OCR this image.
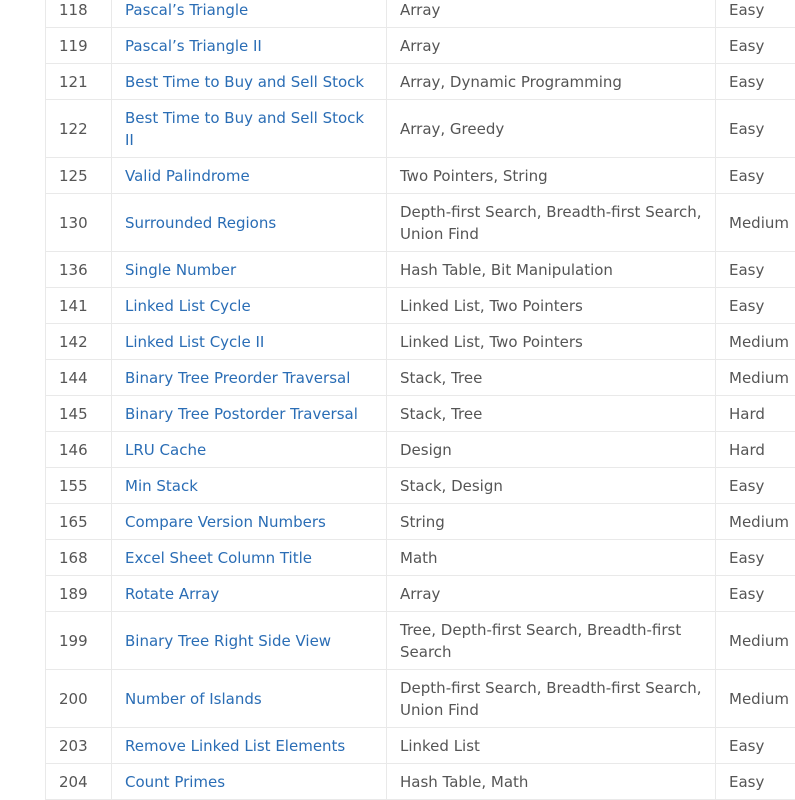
118	Pascal’s Triangle	Array	Easy
119	Pascal’s Triangle II	Array	Easy
121	Best Time to Buy and Sell Stock	Array, Dynamic Programming	Easy
122	Best Time to Buy and Sell Stock II	Array, Greedy	Easy
125	Valid Palindrome	Two Pointers, String	Easy
130	Surrounded Regions	Depth-first Search, Breadth-first Search, Union Find	Medium
136	Single Number	Hash Table, Bit Manipulation	Easy
141	Linked List Cycle	Linked List, Two Pointers	Easy
142	Linked List Cycle II	Linked List, Two Pointers	Medium
144	Binary Tree Preorder Traversal	Stack, Tree	Medium
145	Binary Tree Postorder Traversal	Stack, Tree	Hard
146	LRU Cache	Design	Hard
155	Min Stack	Stack, Design	Easy
165	Compare Version Numbers	String	Medium
168	Excel Sheet Column Title	Math	Easy
189	Rotate Array	Array	Easy
199	Binary Tree Right Side View	Tree, Depth-first Search, Breadth-first Search	Medium
200	Number of Islands	Depth-first Search, Breadth-first Search, Union Find	Medium
203	Remove Linked List Elements	Linked List	Easy
204	Count Primes	Hash Table, Math	Easy
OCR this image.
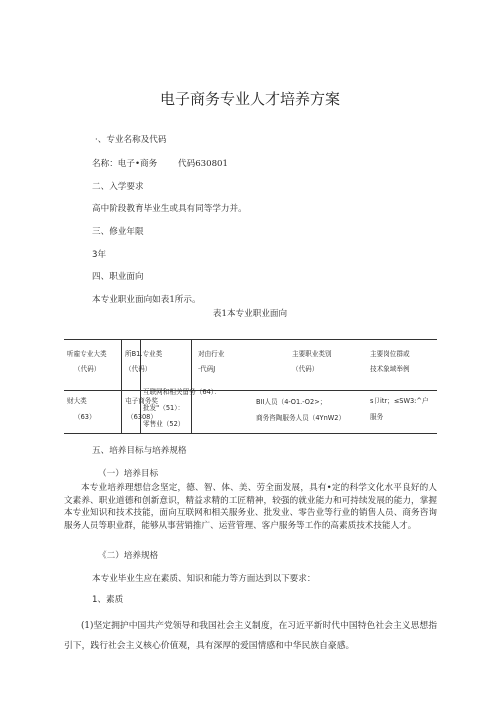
电子商务专业人才培养方案
·、专业名称及代码
名称：电子•商务 代码630801
二、入学要求
高中阶段教育毕业生或具有同等学力并。
三、修业年限
3年
四、职业面向
本专业职业面向如表1所示。
表1本专业职业面向
听雇专业大类
（代码）
所B1.专业类
（代码）
对由行业
·代码J
主要职业类别
（代码）
主要岗位群或
技术象域举例
财大类
（63）
屯子商务奖
（6308）
互联网和相关留务（64）：
批发"（51）：
零售业（52）
BII人员（4-O1.-O2>；
商务咨陶服务人员（4YnW2）
s卩itr；≤SW3:^户
服务
五、培养目标与培养规格
（一）培养目标
本专业培养理想信念坚定，德、智、体、美、劳全面发展，具有•定的科学文化水平良好的人文素养、职业道德和创新意识，精益求精的工匠精神，较强的就业能力和可持续发展的能力，掌握本专业知识和技术技能，面向互联网和相关服务业、批发业、零告业等行业的销售人员、商务咨询服务人员等职业群，能够从事营销推广、运营管理、客户服务等工作的高素质技术技能人才。
《二）培养规格
本专业毕业生应在素质、知识和能力等方面达到以下要求：
1、素质
(1)坚定拥护中国共产党领导和我国社会主义制度，在习近平新时代中国特色社会主义思想指引下，践行社会主义核心价值观，具有深厚的爱国情感和中华民族自豪感。
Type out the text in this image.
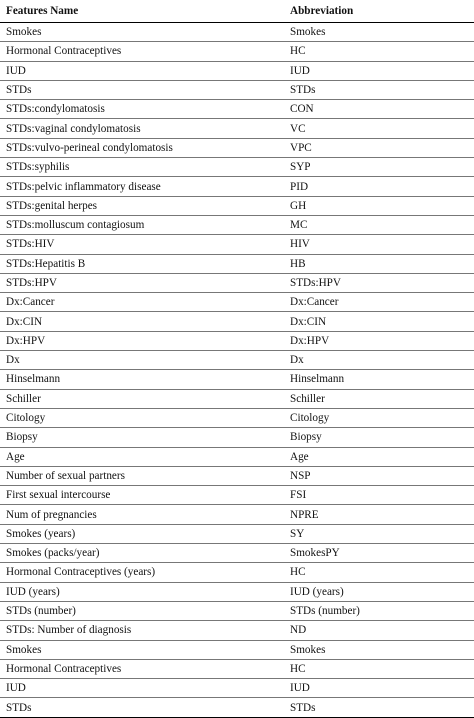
Features Name	Abbreviation
Smokes	Smokes
Hormonal Contraceptives	HC
IUD	IUD
STDs	STDs
STDs:condylomatosis	CON
STDs:vaginal condylomatosis	VC
STDs:vulvo-perineal condylomatosis	VPC
STDs:syphilis	SYP
STDs:pelvic inflammatory disease	PID
STDs:genital herpes	GH
STDs:molluscum contagiosum	MC
STDs:HIV	HIV
STDs:Hepatitis B	HB
STDs:HPV	STDs:HPV
Dx:Cancer	Dx:Cancer
Dx:CIN	Dx:CIN
Dx:HPV	Dx:HPV
Dx	Dx
Hinselmann	Hinselmann
Schiller	Schiller
Citology	Citology
Biopsy	Biopsy
Age	Age
Number of sexual partners	NSP
First sexual intercourse	FSI
Num of pregnancies	NPRE
Smokes (years)	SY
Smokes (packs/year)	SmokesPY
Hormonal Contraceptives (years)	HC
IUD (years)	IUD (years)
STDs (number)	STDs (number)
STDs: Number of diagnosis	ND
Smokes	Smokes
Hormonal Contraceptives	HC
IUD	IUD
STDs	STDs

### DESCRIPTION OF THE TASK
Transcribe all of the material exactly, leaving out whatever pictures it contains.

### OUTPUT FOR THIS TASK
OCR this image.
118	Pascal’s Triangle	Array	Easy
119	Pascal’s Triangle II	Array	Easy
121	Best Time to Buy and Sell Stock	Array, Dynamic Programming	Easy
122	Best Time to Buy and Sell Stock II	Array, Greedy	Easy
125	Valid Palindrome	Two Pointers, String	Easy
130	Surrounded Regions	Depth-first Search, Breadth-first Search, Union Find	Medium
136	Single Number	Hash Table, Bit Manipulation	Easy
141	Linked List Cycle	Linked List, Two Pointers	Easy
142	Linked List Cycle II	Linked List, Two Pointers	Medium
144	Binary Tree Preorder Traversal	Stack, Tree	Medium
145	Binary Tree Postorder Traversal	Stack, Tree	Hard
146	LRU Cache	Design	Hard
155	Min Stack	Stack, Design	Easy
165	Compare Version Numbers	String	Medium
168	Excel Sheet Column Title	Math	Easy
189	Rotate Array	Array	Easy
199	Binary Tree Right Side View	Tree, Depth-first Search, Breadth-first Search	Medium
200	Number of Islands	Depth-first Search, Breadth-first Search, Union Find	Medium
203	Remove Linked List Elements	Linked List	Easy
204	Count Primes	Hash Table, Math	Easy
OCR this image.
电子商务专业人才培养方案
·、专业名称及代码
名称：电子•商务 代码630801
二、入学要求
高中阶段教育毕业生或具有同等学力并。
三、修业年限
3年
四、职业面向
本专业职业面向如表1所示。
表1本专业职业面向
听雇专业大类
（代码）
所B1.专业类
（代码）
对由行业
·代码J
主要职业类别
（代码）
主要岗位群或
技术象域举例
财大类
（63）
屯子商务奖
（6308）
互联网和相关留务（64）：
批发"（51）：
零售业（52）
BII人员（4-O1.-O2>；
商务咨陶服务人员（4YnW2）
s卩itr；≤SW3:^户
服务
五、培养目标与培养规格
（一）培养目标
本专业培养理想信念坚定，德、智、体、美、劳全面发展，具有•定的科学文化水平良好的人文素养、职业道德和创新意识，精益求精的工匠精神，较强的就业能力和可持续发展的能力，掌握本专业知识和技术技能，面向互联网和相关服务业、批发业、零告业等行业的销售人员、商务咨询服务人员等职业群，能够从事营销推广、运营管理、客户服务等工作的高素质技术技能人才。
《二）培养规格
本专业毕业生应在素质、知识和能力等方面达到以下要求：
1、素质
(1)坚定拥护中国共产党领导和我国社会主义制度，在习近平新时代中国特色社会主义思想指引下，践行社会主义核心价值观，具有深厚的爱国情感和中华民族自豪感。
Type out the text in this image.
Features Name	Abbreviation
Smokes	Smokes
Hormonal Contraceptives	HC
IUD	IUD
STDs	STDs
STDs:condylomatosis	CON
STDs:vaginal condylomatosis	VC
STDs:vulvo-perineal condylomatosis	VPC
STDs:syphilis	SYP
STDs:pelvic inflammatory disease	PID
STDs:genital herpes	GH
STDs:molluscum contagiosum	MC
STDs:HIV	HIV
STDs:Hepatitis B	HB
STDs:HPV	STDs:HPV
Dx:Cancer	Dx:Cancer
Dx:CIN	Dx:CIN
Dx:HPV	Dx:HPV
Dx	Dx
Hinselmann	Hinselmann
Schiller	Schiller
Citology	Citology
Biopsy	Biopsy
Age	Age
Number of sexual partners	NSP
First sexual intercourse	FSI
Num of pregnancies	NPRE
Smokes (years)	SY
Smokes (packs/year)	SmokesPY
Hormonal Contraceptives (years)	HC
IUD (years)	IUD (years)
STDs (number)	STDs (number)
STDs: Number of diagnosis	ND
Smokes	Smokes
Hormonal Contraceptives	HC
IUD	IUD
STDs	STDs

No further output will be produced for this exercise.